• **Exercise directions**: Render every line of the records below as a numbered list, leaving out any blank lines.

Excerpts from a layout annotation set
..........

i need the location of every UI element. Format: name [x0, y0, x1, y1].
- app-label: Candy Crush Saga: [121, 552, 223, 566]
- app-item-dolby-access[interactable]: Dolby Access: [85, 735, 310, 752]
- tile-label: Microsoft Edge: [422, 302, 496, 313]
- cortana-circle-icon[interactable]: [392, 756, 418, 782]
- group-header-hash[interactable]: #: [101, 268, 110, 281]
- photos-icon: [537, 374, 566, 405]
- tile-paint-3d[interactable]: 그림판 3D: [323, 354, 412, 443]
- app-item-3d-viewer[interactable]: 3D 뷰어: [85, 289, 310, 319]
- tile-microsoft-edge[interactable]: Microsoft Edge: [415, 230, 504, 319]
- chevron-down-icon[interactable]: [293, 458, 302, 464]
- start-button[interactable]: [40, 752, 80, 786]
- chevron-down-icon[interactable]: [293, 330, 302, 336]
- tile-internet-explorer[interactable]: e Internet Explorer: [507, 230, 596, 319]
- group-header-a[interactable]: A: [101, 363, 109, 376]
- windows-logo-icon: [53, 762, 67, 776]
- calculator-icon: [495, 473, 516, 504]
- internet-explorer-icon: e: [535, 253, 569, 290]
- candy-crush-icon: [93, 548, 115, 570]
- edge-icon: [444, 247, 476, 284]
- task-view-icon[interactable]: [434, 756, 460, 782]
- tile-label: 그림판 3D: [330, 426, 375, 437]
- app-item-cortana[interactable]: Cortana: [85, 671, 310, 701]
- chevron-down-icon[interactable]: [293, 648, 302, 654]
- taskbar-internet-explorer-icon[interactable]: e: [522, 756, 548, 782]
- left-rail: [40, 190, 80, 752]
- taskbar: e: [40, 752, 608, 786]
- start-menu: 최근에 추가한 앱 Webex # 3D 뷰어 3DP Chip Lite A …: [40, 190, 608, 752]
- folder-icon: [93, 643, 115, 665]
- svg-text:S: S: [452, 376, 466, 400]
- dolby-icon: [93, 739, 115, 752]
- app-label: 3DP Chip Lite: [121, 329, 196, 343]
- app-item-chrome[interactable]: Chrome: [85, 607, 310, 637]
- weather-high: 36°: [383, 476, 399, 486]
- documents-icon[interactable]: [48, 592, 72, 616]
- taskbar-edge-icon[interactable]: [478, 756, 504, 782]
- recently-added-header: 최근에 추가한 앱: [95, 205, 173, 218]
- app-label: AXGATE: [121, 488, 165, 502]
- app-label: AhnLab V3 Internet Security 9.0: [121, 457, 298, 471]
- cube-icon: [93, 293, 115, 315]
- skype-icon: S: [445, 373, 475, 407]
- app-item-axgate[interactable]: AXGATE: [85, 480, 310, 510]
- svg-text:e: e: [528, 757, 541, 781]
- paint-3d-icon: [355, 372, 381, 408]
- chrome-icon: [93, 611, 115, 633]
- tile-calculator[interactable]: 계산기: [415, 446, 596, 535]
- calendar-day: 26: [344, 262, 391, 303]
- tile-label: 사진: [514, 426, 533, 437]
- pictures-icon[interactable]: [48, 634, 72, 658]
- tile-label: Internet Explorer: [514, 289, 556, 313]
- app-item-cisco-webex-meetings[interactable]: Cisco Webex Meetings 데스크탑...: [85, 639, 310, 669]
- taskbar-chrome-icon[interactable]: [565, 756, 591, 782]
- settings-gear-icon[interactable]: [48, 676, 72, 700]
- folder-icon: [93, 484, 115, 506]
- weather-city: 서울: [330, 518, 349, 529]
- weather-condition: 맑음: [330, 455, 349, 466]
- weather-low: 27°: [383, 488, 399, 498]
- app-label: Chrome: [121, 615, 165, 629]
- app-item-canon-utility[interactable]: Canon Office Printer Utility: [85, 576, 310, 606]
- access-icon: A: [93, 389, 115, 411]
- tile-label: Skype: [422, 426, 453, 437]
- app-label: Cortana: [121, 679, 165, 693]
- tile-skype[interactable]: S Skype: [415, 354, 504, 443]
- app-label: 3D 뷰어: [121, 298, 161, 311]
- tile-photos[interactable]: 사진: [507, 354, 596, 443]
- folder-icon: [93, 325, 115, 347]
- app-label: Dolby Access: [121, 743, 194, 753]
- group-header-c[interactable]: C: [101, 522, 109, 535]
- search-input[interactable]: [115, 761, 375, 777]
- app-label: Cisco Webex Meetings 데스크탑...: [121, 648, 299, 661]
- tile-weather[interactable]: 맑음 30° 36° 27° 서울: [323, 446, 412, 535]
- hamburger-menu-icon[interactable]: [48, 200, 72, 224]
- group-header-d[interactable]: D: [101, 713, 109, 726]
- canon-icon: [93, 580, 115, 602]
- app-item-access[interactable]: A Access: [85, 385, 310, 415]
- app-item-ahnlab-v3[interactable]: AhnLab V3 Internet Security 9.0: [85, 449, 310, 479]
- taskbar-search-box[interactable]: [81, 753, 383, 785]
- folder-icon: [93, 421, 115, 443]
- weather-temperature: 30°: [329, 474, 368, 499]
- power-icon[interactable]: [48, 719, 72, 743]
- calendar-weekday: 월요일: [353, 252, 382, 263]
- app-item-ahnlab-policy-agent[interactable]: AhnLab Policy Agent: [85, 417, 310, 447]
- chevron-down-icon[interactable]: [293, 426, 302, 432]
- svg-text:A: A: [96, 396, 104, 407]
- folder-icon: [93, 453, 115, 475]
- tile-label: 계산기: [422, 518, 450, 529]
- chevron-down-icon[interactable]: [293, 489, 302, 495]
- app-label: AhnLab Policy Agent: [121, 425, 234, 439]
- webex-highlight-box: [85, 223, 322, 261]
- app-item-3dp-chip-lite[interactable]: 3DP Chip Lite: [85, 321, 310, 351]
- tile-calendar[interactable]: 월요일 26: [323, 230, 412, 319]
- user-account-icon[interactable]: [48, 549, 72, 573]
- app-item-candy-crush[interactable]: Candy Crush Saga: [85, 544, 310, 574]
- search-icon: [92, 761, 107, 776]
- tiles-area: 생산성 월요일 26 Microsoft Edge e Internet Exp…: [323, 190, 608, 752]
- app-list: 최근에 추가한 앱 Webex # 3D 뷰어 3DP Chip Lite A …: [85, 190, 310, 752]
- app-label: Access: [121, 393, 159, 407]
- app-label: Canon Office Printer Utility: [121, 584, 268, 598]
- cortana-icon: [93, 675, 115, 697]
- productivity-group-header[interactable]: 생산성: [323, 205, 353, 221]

..........

• **Response**:
1. i need the location of every UI element. Format: name [x0, y0, x1, y1].
2. - app-label: Candy Crush Saga: [121, 552, 223, 566]
3. - app-item-dolby-access[interactable]: Dolby Access: [85, 735, 310, 752]
4. - tile-label: Microsoft Edge: [422, 302, 496, 313]
5. - cortana-circle-icon[interactable]: [392, 756, 418, 782]
6. - group-header-hash[interactable]: #: [101, 268, 110, 281]
7. - photos-icon: [537, 374, 566, 405]
8. - tile-paint-3d[interactable]: 그림판 3D: [323, 354, 412, 443]
9. - app-item-3d-viewer[interactable]: 3D 뷰어: [85, 289, 310, 319]
10. - tile-microsoft-edge[interactable]: Microsoft Edge: [415, 230, 504, 319]
11. - chevron-down-icon[interactable]: [293, 458, 302, 464]
12. - start-button[interactable]: [40, 752, 80, 786]
13. - chevron-down-icon[interactable]: [293, 330, 302, 336]
14. - tile-internet-explorer[interactable]: e Internet Explorer: [507, 230, 596, 319]
15. - group-header-a[interactable]: A: [101, 363, 109, 376]
16. - windows-logo-icon: [53, 762, 67, 776]
17. - calculator-icon: [495, 473, 516, 504]
18. - internet-explorer-icon: e: [535, 253, 569, 290]
19. - candy-crush-icon: [93, 548, 115, 570]
20. - edge-icon: [444, 247, 476, 284]
21. - task-view-icon[interactable]: [434, 756, 460, 782]
22. - tile-label: 그림판 3D: [330, 426, 375, 437]
23. - app-item-cortana[interactable]: Cortana: [85, 671, 310, 701]
24. - chevron-down-icon[interactable]: [293, 648, 302, 654]
25. - taskbar-internet-explorer-icon[interactable]: e: [522, 756, 548, 782]
26. - left-rail: [40, 190, 80, 752]
27. - taskbar: e: [40, 752, 608, 786]
28. - start-menu: 최근에 추가한 앱 Webex # 3D 뷰어 3DP Chip Lite A …: [40, 190, 608, 752]
29. - folder-icon: [93, 643, 115, 665]
30. - svg-text:S: S: [452, 376, 466, 400]
31. - dolby-icon: [93, 739, 115, 752]
32. - app-label: 3DP Chip Lite: [121, 329, 196, 343]
33. - app-item-chrome[interactable]: Chrome: [85, 607, 310, 637]
34. - weather-high: 36°: [383, 476, 399, 486]
35. - documents-icon[interactable]: [48, 592, 72, 616]
36. - taskbar-edge-icon[interactable]: [478, 756, 504, 782]
37. - recently-added-header: 최근에 추가한 앱: [95, 205, 173, 218]
38. - app-label: AXGATE: [121, 488, 165, 502]
39. - app-label: AhnLab V3 Internet Security 9.0: [121, 457, 298, 471]
40. - cube-icon: [93, 293, 115, 315]
41. - skype-icon: S: [445, 373, 475, 407]
42. - app-item-axgate[interactable]: AXGATE: [85, 480, 310, 510]
43. - svg-text:e: e: [528, 757, 541, 781]
44. - paint-3d-icon: [355, 372, 381, 408]
45. - chrome-icon: [93, 611, 115, 633]
46. - tile-calculator[interactable]: 계산기: [415, 446, 596, 535]
47. - calendar-day: 26: [344, 262, 391, 303]
48. - tile-label: 사진: [514, 426, 533, 437]
49. - pictures-icon[interactable]: [48, 634, 72, 658]
50. - tile-label: Internet Explorer: [514, 289, 556, 313]
51. - app-item-cisco-webex-meetings[interactable]: Cisco Webex Meetings 데스크탑...: [85, 639, 310, 669]
52. - taskbar-chrome-icon[interactable]: [565, 756, 591, 782]
53. - settings-gear-icon[interactable]: [48, 676, 72, 700]
54. - folder-icon: [93, 484, 115, 506]
55. - weather-city: 서울: [330, 518, 349, 529]
56. - weather-condition: 맑음: [330, 455, 349, 466]
57. - weather-low: 27°: [383, 488, 399, 498]
58. - app-label: Chrome: [121, 615, 165, 629]
59. - app-item-canon-utility[interactable]: Canon Office Printer Utility: [85, 576, 310, 606]
60. - access-icon: A: [93, 389, 115, 411]
61. - tile-label: Skype: [422, 426, 453, 437]
62. - app-label: Cortana: [121, 679, 165, 693]
63. - tile-skype[interactable]: S Skype: [415, 354, 504, 443]
64. - app-label: 3D 뷰어: [121, 298, 161, 311]
65. - tile-photos[interactable]: 사진: [507, 354, 596, 443]
66. - folder-icon: [93, 325, 115, 347]
67. - app-label: Dolby Access: [121, 743, 194, 753]
68. - group-header-c[interactable]: C: [101, 522, 109, 535]
69. - search-input[interactable]: [115, 761, 375, 777]
70. - app-label: Cisco Webex Meetings 데스크탑...: [121, 648, 299, 661]
71. - tile-weather[interactable]: 맑음 30° 36° 27° 서울: [323, 446, 412, 535]
72. - hamburger-menu-icon[interactable]: [48, 200, 72, 224]
73. - group-header-d[interactable]: D: [101, 713, 109, 726]
74. - canon-icon: [93, 580, 115, 602]
75. - app-item-access[interactable]: A Access: [85, 385, 310, 415]
76. - app-item-ahnlab-v3[interactable]: AhnLab V3 Internet Security 9.0: [85, 449, 310, 479]
77. - taskbar-search-box[interactable]: [81, 753, 383, 785]
78. - folder-icon: [93, 421, 115, 443]
79. - weather-temperature: 30°: [329, 474, 368, 499]
80. - power-icon[interactable]: [48, 719, 72, 743]
81. - calendar-weekday: 월요일: [353, 252, 382, 263]
82. - app-item-ahnlab-policy-agent[interactable]: AhnLab Policy Agent: [85, 417, 310, 447]
83. - chevron-down-icon[interactable]: [293, 426, 302, 432]
84. - svg-text:A: A: [96, 396, 104, 407]
85. - folder-icon: [93, 453, 115, 475]
86. - tile-label: 계산기: [422, 518, 450, 529]
87. - chevron-down-icon[interactable]: [293, 489, 302, 495]
88. - app-label: AhnLab Policy Agent: [121, 425, 234, 439]
89. - webex-highlight-box: [85, 223, 322, 261]
90. - app-item-3dp-chip-lite[interactable]: 3DP Chip Lite: [85, 321, 310, 351]
91. - tile-calendar[interactable]: 월요일 26: [323, 230, 412, 319]
92. - user-account-icon[interactable]: [48, 549, 72, 573]
93. - app-item-candy-crush[interactable]: Candy Crush Saga: [85, 544, 310, 574]
94. - search-icon: [92, 761, 107, 776]
95. - tiles-area: 생산성 월요일 26 Microsoft Edge e Internet Exp…: [323, 190, 608, 752]
96. - app-list: 최근에 추가한 앱 Webex # 3D 뷰어 3DP Chip Lite A …: [85, 190, 310, 752]
97. - app-label: Access: [121, 393, 159, 407]
98. - app-label: Canon Office Printer Utility: [121, 584, 268, 598]
99. - cortana-icon: [93, 675, 115, 697]
100. - productivity-group-header[interactable]: 생산성: [323, 205, 353, 221]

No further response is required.